◆ **FRAGMENTO**:
“El poder es como el sol y la muerte, no se le puede mirar de frente”. Son palabras iniciales de Vadin Baranov, quien fuera uno de los consejeros más cercanos a Putin, según nos cuenta Giulano da Empoli en su muy bien lograda novela El Mago del Kremlin, cuyo tema central es la vida de un hombre-poder (o de un poder hecho hombre) llamado Vladimir Putin. Una vida dedicada a la obtención de más y más poder. Nos referimos a la vida política pues la vida del espía que nunca ha dejado de ser Putin solo sirve al autor como punto de referencia para entender su acceso indetenible hacia la cima donde él ahora está situado.
Todo comenzó con la desintegración de la Rusia imperial desde la Perestroika de Gorbachov la que alcanzó su punto culminante durante el segundo gobierno del “oso” Boris Jeltsin “quien solo se lo pasaba jugando tenis. O en casa bebiendo”. Una desintegración personal, reflejo de la desintegración de la enorme nación.

(Datos de anotación del diseño visual)
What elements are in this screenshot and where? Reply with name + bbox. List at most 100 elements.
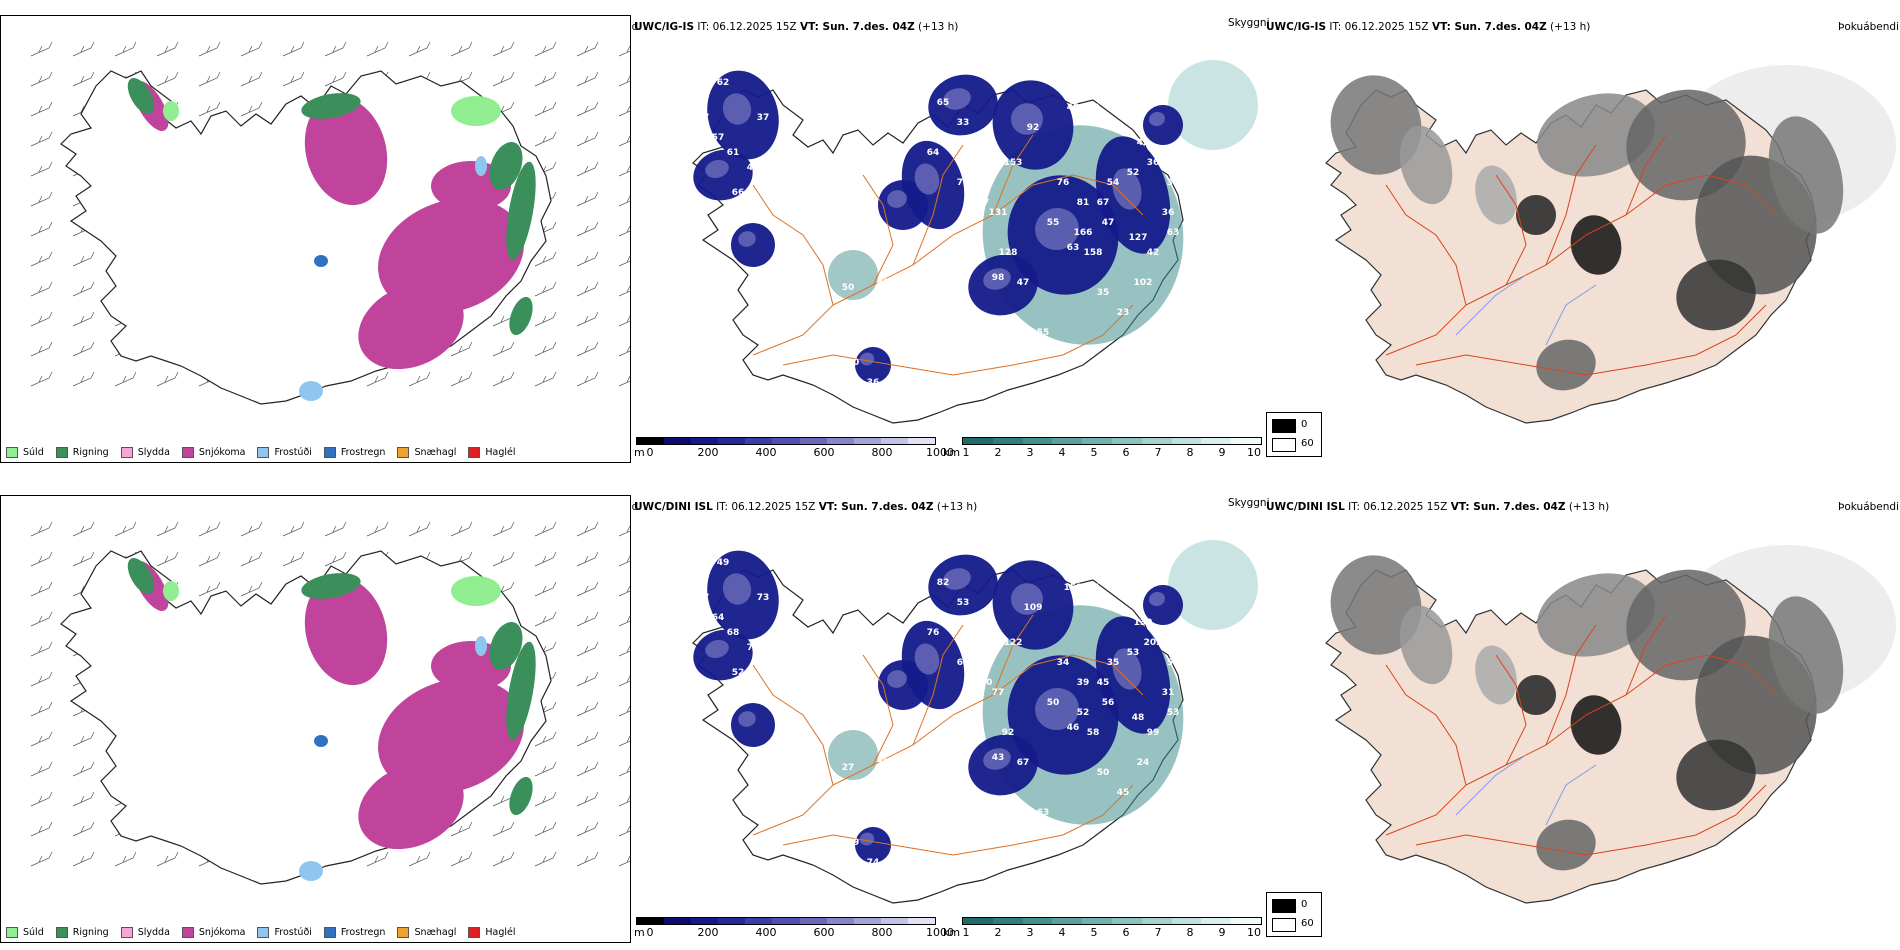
legend-item: Snæhagl xyxy=(397,447,456,458)
wind-barb xyxy=(492,371,515,387)
cloud-height-label: 61 xyxy=(727,148,740,158)
field-area xyxy=(1168,540,1258,630)
cloud-height-label: 42 xyxy=(1147,248,1160,258)
cloud-height-label: 109 xyxy=(1024,603,1043,613)
colorbar-segment xyxy=(907,918,936,924)
cloud-height-label: 35 xyxy=(1097,288,1110,298)
wind-barb xyxy=(324,71,347,87)
height-tick: 400 xyxy=(755,926,777,939)
field-area xyxy=(489,621,523,671)
model-name: UWC/DINI ISL xyxy=(1266,501,1345,513)
wind-barb xyxy=(30,851,53,867)
cloud-height-label: 97 xyxy=(977,198,990,208)
height-tick: 600 xyxy=(813,926,835,939)
cloud-height-label: 92 xyxy=(1027,123,1040,133)
colorbar-segment xyxy=(880,918,908,924)
cloud-height-label: 130 xyxy=(1134,618,1153,628)
colorbar-segment xyxy=(1171,438,1202,444)
height-unit: m xyxy=(634,446,645,459)
visibility-tick: 4 xyxy=(1058,446,1066,459)
legend-label: Frostúði xyxy=(274,927,312,938)
cloud-height-label: 36 xyxy=(1162,208,1175,218)
visibility-unit: km xyxy=(943,446,961,459)
cloud-height-label: 48 xyxy=(767,658,780,668)
colorbar-segment xyxy=(992,918,1023,924)
visibility-tick: 2 xyxy=(994,926,1002,939)
colorbar-segment xyxy=(664,438,692,444)
height-tick: 600 xyxy=(813,446,835,459)
wind-barb xyxy=(72,761,95,777)
wind-barb xyxy=(30,251,53,267)
wind-barb xyxy=(72,341,95,357)
wind-barb xyxy=(240,101,263,117)
wind-barb xyxy=(534,101,557,117)
height-tick: 800 xyxy=(871,446,893,459)
wind-barb xyxy=(114,371,137,387)
legend-item: Frostúði xyxy=(257,447,312,458)
road-line xyxy=(782,784,1134,856)
fog-index-map xyxy=(1266,515,1896,915)
road-line xyxy=(752,174,1144,356)
cloud-height-label: 50 xyxy=(837,698,850,708)
field-area xyxy=(304,576,388,686)
river-line xyxy=(1455,754,1597,826)
legend-label: Súld xyxy=(23,447,44,458)
wind-barb xyxy=(30,761,53,777)
field-area xyxy=(358,762,464,850)
wind-barb xyxy=(72,551,95,567)
cloud-height-label: 53 xyxy=(1127,648,1140,658)
cloud-height-label: 63 xyxy=(1037,808,1050,818)
field-area xyxy=(1149,111,1165,127)
cloud-height-label: 12 xyxy=(837,218,850,228)
cloud-height-label: 65 xyxy=(937,98,950,108)
wind-barb xyxy=(366,41,389,57)
wind-barb xyxy=(198,581,221,597)
cloud-height-label: 48 xyxy=(1067,103,1080,113)
cloud-height-label: 77 xyxy=(992,688,1005,698)
colorbar-segment xyxy=(826,918,854,924)
cloud-height-label: 158 xyxy=(1084,248,1103,258)
wind-barb xyxy=(30,311,53,327)
cloud-height-label: 64 xyxy=(712,613,725,623)
river-line xyxy=(1455,274,1597,346)
legend-swatch xyxy=(181,447,194,458)
cloud-height-label: 47 xyxy=(1102,218,1115,228)
cloud-height-label: 52 xyxy=(1077,708,1090,718)
colorbar-segment xyxy=(963,918,993,924)
wind-barb xyxy=(492,821,515,837)
wind-barb xyxy=(198,551,221,567)
field-area xyxy=(304,96,388,206)
legend-swatch xyxy=(6,447,18,458)
wind-barb xyxy=(576,851,599,867)
cloud-height-label: 47 xyxy=(697,113,710,123)
visibility-tick: 10 xyxy=(1247,926,1261,939)
cloud-height-label: 71 xyxy=(957,178,970,188)
field-area xyxy=(1537,573,1655,657)
wind-barb xyxy=(576,311,599,327)
wind-barb xyxy=(534,371,557,387)
field-area xyxy=(127,557,155,595)
cloud-height-label: 76 xyxy=(927,628,940,638)
wind-barb xyxy=(72,731,95,747)
wind-barb xyxy=(618,135,630,147)
cloud-height-label: 78 xyxy=(727,538,740,548)
fog-index-map xyxy=(1266,35,1896,435)
colorbar-segment xyxy=(637,918,665,924)
cloud-height-label: 37 xyxy=(757,113,770,123)
wind-barb xyxy=(114,41,137,57)
field-area xyxy=(1475,165,1517,225)
colorbar-segment xyxy=(853,918,881,924)
visibility-tick: 1 xyxy=(962,926,970,939)
colorbar-segment xyxy=(1141,438,1172,444)
cloud-height-label: 34 xyxy=(1057,658,1070,668)
field-area xyxy=(451,96,501,126)
wind-barb xyxy=(156,371,179,387)
cloud-height-label: 43 xyxy=(992,753,1005,763)
legend-item: Frostregn xyxy=(323,447,385,458)
colorbar-segment xyxy=(992,438,1023,444)
wind-barb xyxy=(30,131,53,147)
wind-barb xyxy=(282,521,305,537)
field-area xyxy=(1570,215,1622,275)
cloud-height-label: 35 xyxy=(1107,658,1120,668)
wind-barb xyxy=(450,341,473,357)
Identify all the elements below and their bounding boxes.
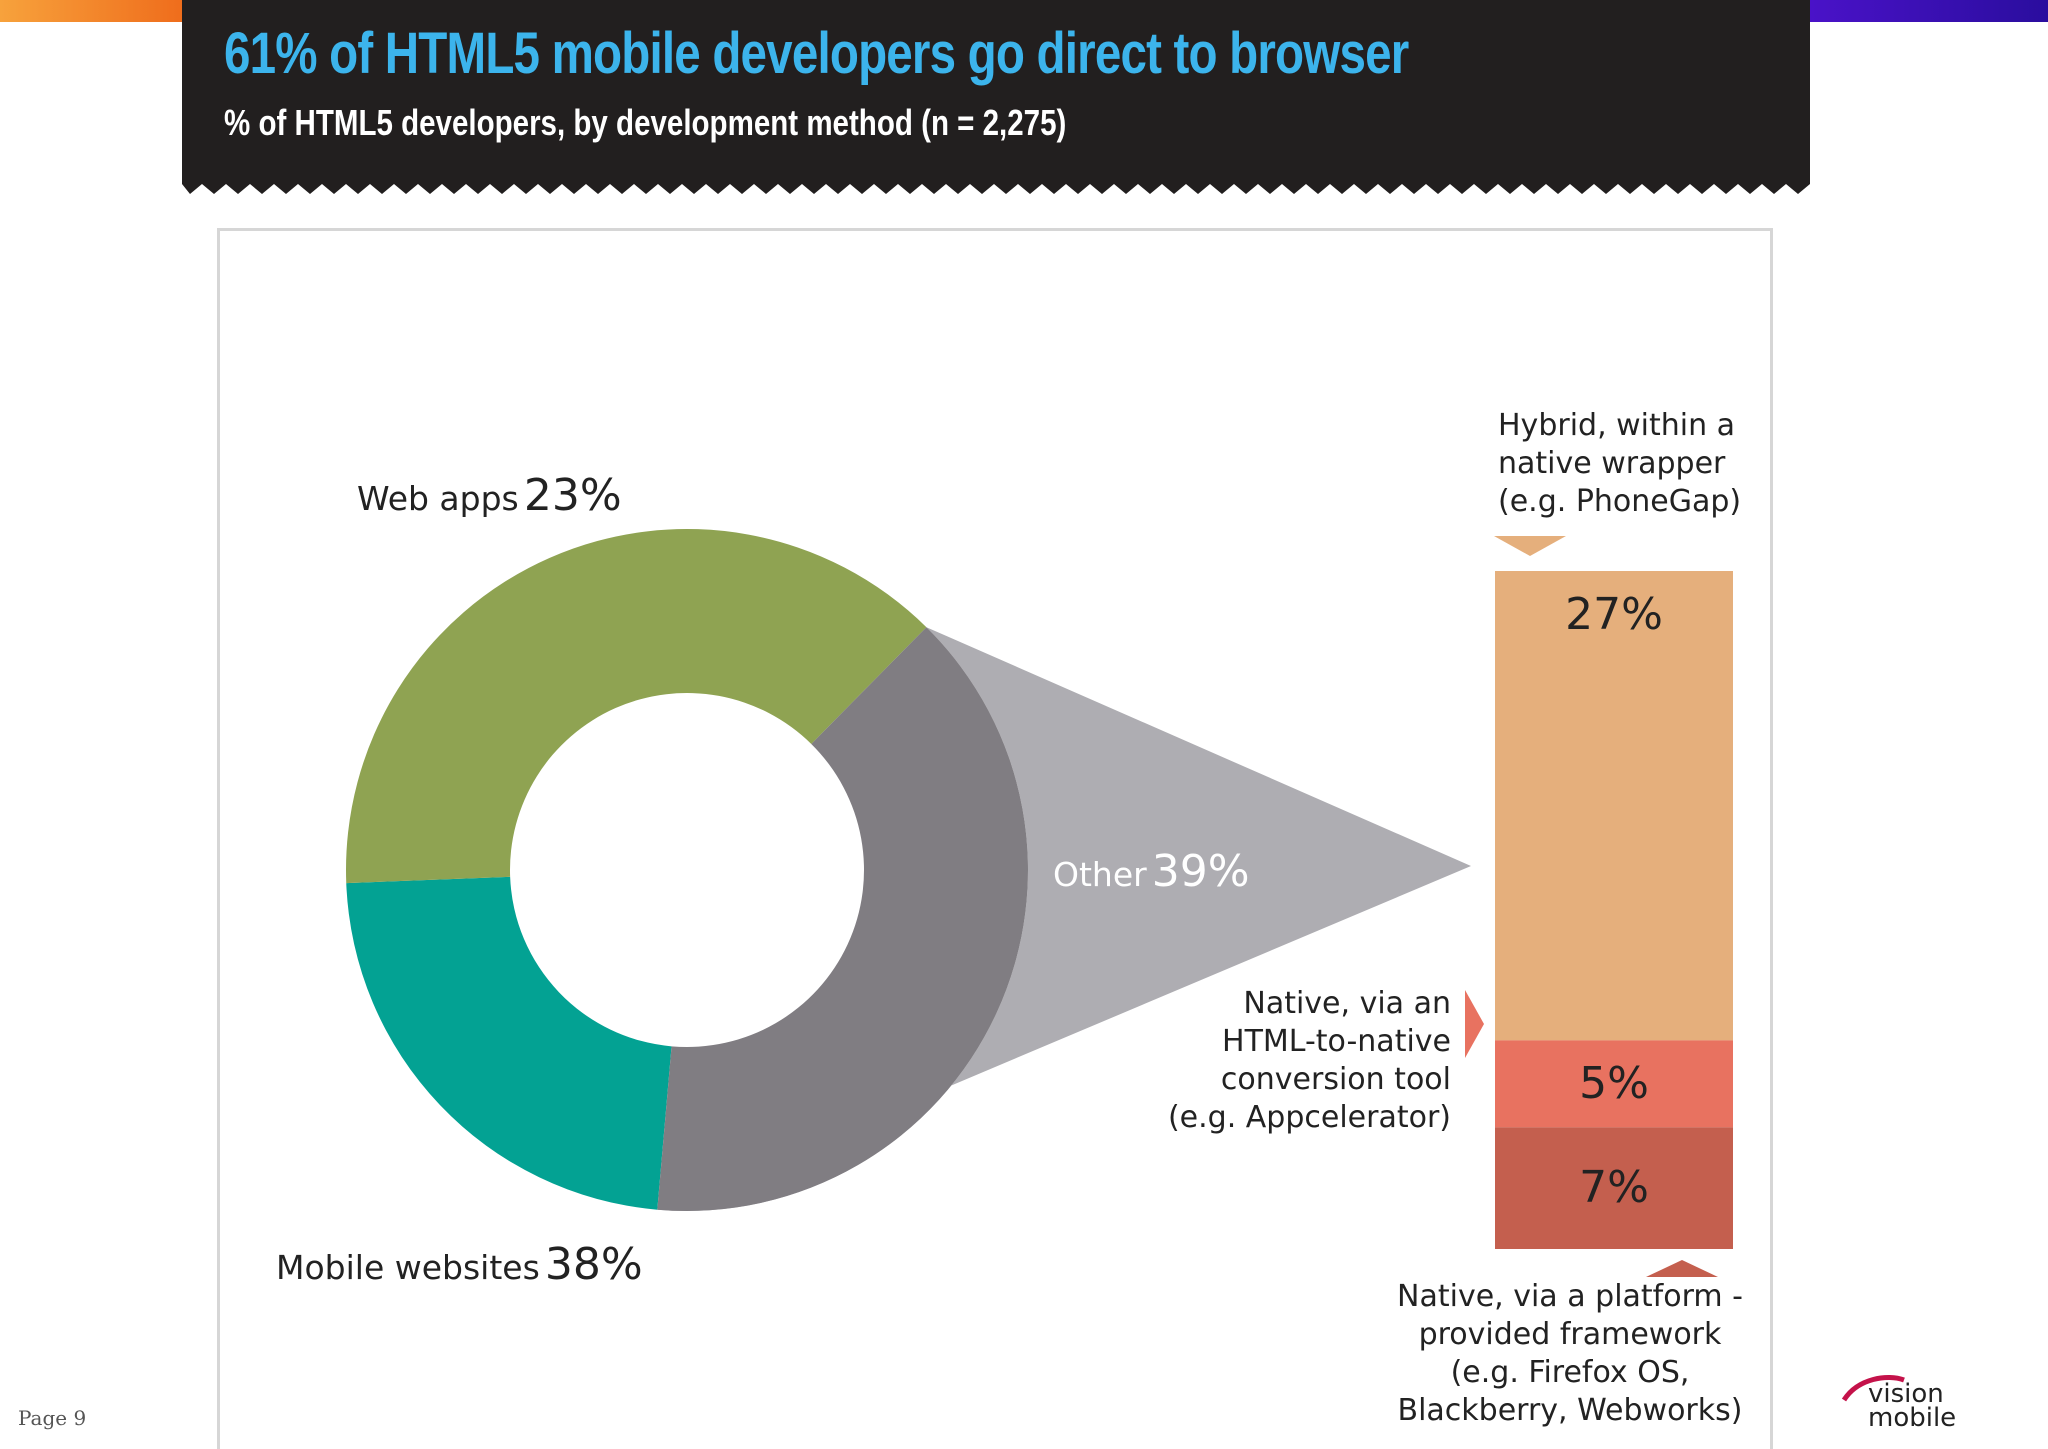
other-label: Other 39%: [1053, 850, 1250, 894]
framework-note-line: Blackberry, Webworks): [1397, 1393, 1743, 1428]
web-apps-value: 23%: [523, 470, 622, 521]
accent-strip-left: [0, 0, 182, 22]
bar-value-hybrid: 27%: [1565, 589, 1663, 640]
chart-panel: [217, 228, 1773, 1449]
vision-mobile-logo: vision mobile: [1841, 1375, 1956, 1430]
accent-strip-right: [1810, 0, 2048, 22]
conversion-note-line: (e.g. Appcelerator): [1167, 1100, 1451, 1135]
header-band: [182, 0, 1810, 194]
bar-segment-conversion-tool: [1495, 1040, 1733, 1128]
pie-slice-web-apps: [346, 876, 672, 1210]
other-name: Other: [1053, 855, 1147, 894]
conversion-pointer-icon: [1465, 990, 1484, 1058]
svg-text:vision: vision: [1868, 1379, 1944, 1409]
mobile-websites-value: 38%: [544, 1239, 643, 1290]
other-value: 39%: [1151, 846, 1250, 897]
svg-text:mobile: mobile: [1868, 1403, 1956, 1430]
conversion-note-line: Native, via an: [1243, 986, 1451, 1021]
mobile-websites-label: Mobile websites 38%: [276, 1243, 643, 1287]
mobile-websites-name: Mobile websites: [276, 1248, 540, 1287]
other-callout-wedge: [657, 627, 1471, 1211]
page-number: Page 9: [18, 1406, 87, 1430]
bar-value-platform-framework: 7%: [1579, 1162, 1649, 1214]
framework-pointer-icon: [1646, 1260, 1718, 1277]
hybrid-note-line: native wrapper: [1498, 446, 1726, 481]
hybrid-pointer-icon: [1494, 536, 1566, 556]
hybrid-note-line: (e.g. PhoneGap): [1498, 484, 1742, 519]
hybrid-note-line: Hybrid, within a: [1498, 408, 1736, 443]
web-apps-name: Web apps: [357, 479, 519, 518]
web-apps-label: Web apps 23%: [357, 474, 622, 518]
framework-note: Native, via a platform - provided framew…: [1380, 1278, 1760, 1430]
pie-slice-mobile-websites: [345, 528, 927, 884]
chart-subtitle: % of HTML5 developers, by development me…: [224, 102, 1067, 143]
pie-slice-other: [657, 627, 1029, 1211]
conversion-note-line: HTML-to-native: [1222, 1024, 1451, 1059]
hybrid-note: Hybrid, within a native wrapper (e.g. Ph…: [1498, 407, 1741, 521]
conversion-note: Native, via an HTML-to-native conversion…: [1168, 985, 1451, 1137]
framework-note-line: Native, via a platform -: [1397, 1279, 1743, 1314]
bar-segment-platform-framework: [1495, 1127, 1733, 1249]
framework-note-line: (e.g. Firefox OS,: [1450, 1355, 1690, 1390]
bar-segment-hybrid: [1495, 571, 1733, 1041]
bar-value-conversion-tool: 5%: [1579, 1057, 1649, 1109]
conversion-note-line: conversion tool: [1220, 1062, 1451, 1097]
framework-note-line: provided framework: [1418, 1317, 1722, 1352]
chart-title: 61% of HTML5 mobile developers go direct…: [224, 21, 1409, 86]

◆ **LISTA DE TAREAS**:
1 - Responde estas preguntas sobre el fragmento acerca de El Mago del Kremlin:
(a) ¿Quién escribió la novela El Mago del Kremlin?
(b) ¿Con qué dos cosas compara el poder Vadin Baranov en sus palabras iniciales?
(c) Según la cita sobre Boris Jeltsin, ¿en qué se lo pasaba durante su segundo gobierno?
2 - Repite el pasaje del fragmento sobre El Mago del Kremlin que comienza con "Todo comenzó con" y continúa hasta "la enorme nación.", sin ningún cambio.

◆ **RESULTADOS**:
1 -
(a) Giulano da Empoli.
(b) Con el sol y la muerte.
(c) Jugando tenis o en casa bebiendo.

2 -
Todo comenzó con la desintegración de la Rusia imperial desde la Perestroika de Gorbachov la que alcanzó su punto culminante durante el segundo gobierno del “oso” Boris Jeltsin “quien solo se lo pasaba jugando tenis. O en casa bebiendo”. Una desintegración personal, reflejo de la desintegración de la enorme nación.